Annotations of page elements
╔══

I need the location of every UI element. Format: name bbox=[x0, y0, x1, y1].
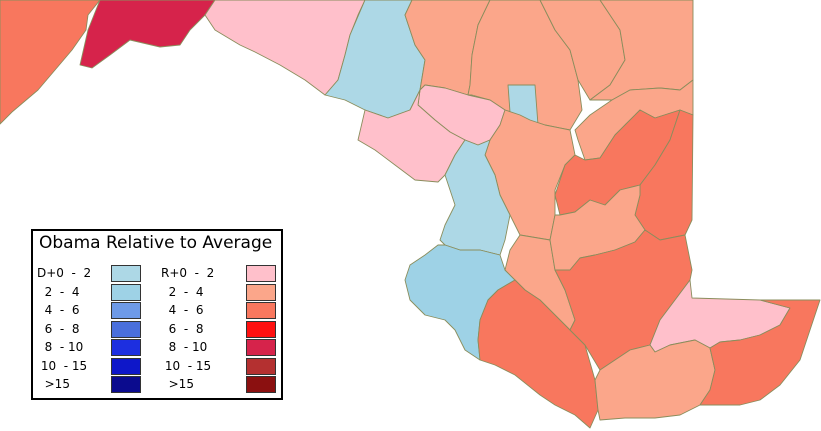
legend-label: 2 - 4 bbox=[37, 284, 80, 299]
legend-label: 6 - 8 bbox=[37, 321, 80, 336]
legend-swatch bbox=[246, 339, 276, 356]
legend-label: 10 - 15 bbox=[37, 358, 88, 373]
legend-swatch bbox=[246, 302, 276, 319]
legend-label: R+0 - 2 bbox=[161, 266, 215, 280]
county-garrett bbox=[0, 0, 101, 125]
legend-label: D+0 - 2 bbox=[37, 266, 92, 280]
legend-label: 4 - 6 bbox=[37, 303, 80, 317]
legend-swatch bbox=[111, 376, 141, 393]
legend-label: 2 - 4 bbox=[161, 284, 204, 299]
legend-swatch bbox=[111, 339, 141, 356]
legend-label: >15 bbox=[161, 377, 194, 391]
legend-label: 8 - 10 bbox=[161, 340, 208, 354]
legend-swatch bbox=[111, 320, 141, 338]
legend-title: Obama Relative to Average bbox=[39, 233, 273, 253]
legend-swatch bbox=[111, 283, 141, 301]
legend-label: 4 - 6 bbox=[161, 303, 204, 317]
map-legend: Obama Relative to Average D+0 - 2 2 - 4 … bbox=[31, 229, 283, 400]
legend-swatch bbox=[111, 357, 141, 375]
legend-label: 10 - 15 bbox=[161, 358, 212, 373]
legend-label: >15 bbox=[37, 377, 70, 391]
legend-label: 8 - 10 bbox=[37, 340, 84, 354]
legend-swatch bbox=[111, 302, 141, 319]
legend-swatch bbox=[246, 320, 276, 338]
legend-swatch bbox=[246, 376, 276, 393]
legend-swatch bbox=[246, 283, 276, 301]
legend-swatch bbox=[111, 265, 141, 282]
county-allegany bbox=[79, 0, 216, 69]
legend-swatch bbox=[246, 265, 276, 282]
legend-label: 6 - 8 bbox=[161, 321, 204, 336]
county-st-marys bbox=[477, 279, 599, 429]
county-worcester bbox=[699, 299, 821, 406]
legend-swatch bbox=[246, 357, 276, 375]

╚══

Task requirements
Present every line of the records above as a Markdown table with the columns Row and Line, numbering the rows in order and skipping blank lines. Leave the pictures out of the table.

Answer to this problem
| Row | Line |
|---|---|
| 1 | I need the location of every UI element. Format: name bbox=[x0, y0, x1, y1]. |
| 2 | legend-label: 2 - 4 bbox=[37, 284, 80, 299] |
| 3 | legend-label: 6 - 8 bbox=[37, 321, 80, 336] |
| 4 | legend-swatch bbox=[246, 339, 276, 356] |
| 5 | legend-label: 10 - 15 bbox=[37, 358, 88, 373] |
| 6 | legend-swatch bbox=[246, 302, 276, 319] |
| 7 | legend-label: R+0 - 2 bbox=[161, 266, 215, 280] |
| 8 | county-garrett bbox=[0, 0, 101, 125] |
| 9 | legend-label: D+0 - 2 bbox=[37, 266, 92, 280] |
| 10 | legend-label: 4 - 6 bbox=[37, 303, 80, 317] |
| 11 | legend-swatch bbox=[111, 376, 141, 393] |
| 12 | legend-label: 2 - 4 bbox=[161, 284, 204, 299] |
| 13 | legend-swatch bbox=[111, 339, 141, 356] |
| 14 | legend-label: >15 bbox=[161, 377, 194, 391] |
| 15 | legend-label: 8 - 10 bbox=[161, 340, 208, 354] |
| 16 | legend-swatch bbox=[111, 320, 141, 338] |
| 17 | legend-title: Obama Relative to Average bbox=[39, 233, 273, 253] |
| 18 | legend-swatch bbox=[111, 283, 141, 301] |
| 19 | legend-label: 4 - 6 bbox=[161, 303, 204, 317] |
| 20 | map-legend: Obama Relative to Average D+0 - 2 2 - 4 … bbox=[31, 229, 283, 400] |
| 21 | legend-swatch bbox=[111, 357, 141, 375] |
| 22 | legend-label: 10 - 15 bbox=[161, 358, 212, 373] |
| 23 | legend-label: >15 bbox=[37, 377, 70, 391] |
| 24 | legend-label: 8 - 10 bbox=[37, 340, 84, 354] |
| 25 | legend-swatch bbox=[111, 302, 141, 319] |
| 26 | legend-swatch bbox=[246, 320, 276, 338] |
| 27 | legend-swatch bbox=[246, 376, 276, 393] |
| 28 | legend-swatch bbox=[246, 283, 276, 301] |
| 29 | legend-swatch bbox=[111, 265, 141, 282] |
| 30 | county-allegany bbox=[79, 0, 216, 69] |
| 31 | legend-swatch bbox=[246, 265, 276, 282] |
| 32 | legend-label: 6 - 8 bbox=[161, 321, 204, 336] |
| 33 | county-st-marys bbox=[477, 279, 599, 429] |
| 34 | county-worcester bbox=[699, 299, 821, 406] |
| 35 | legend-swatch bbox=[246, 357, 276, 375] |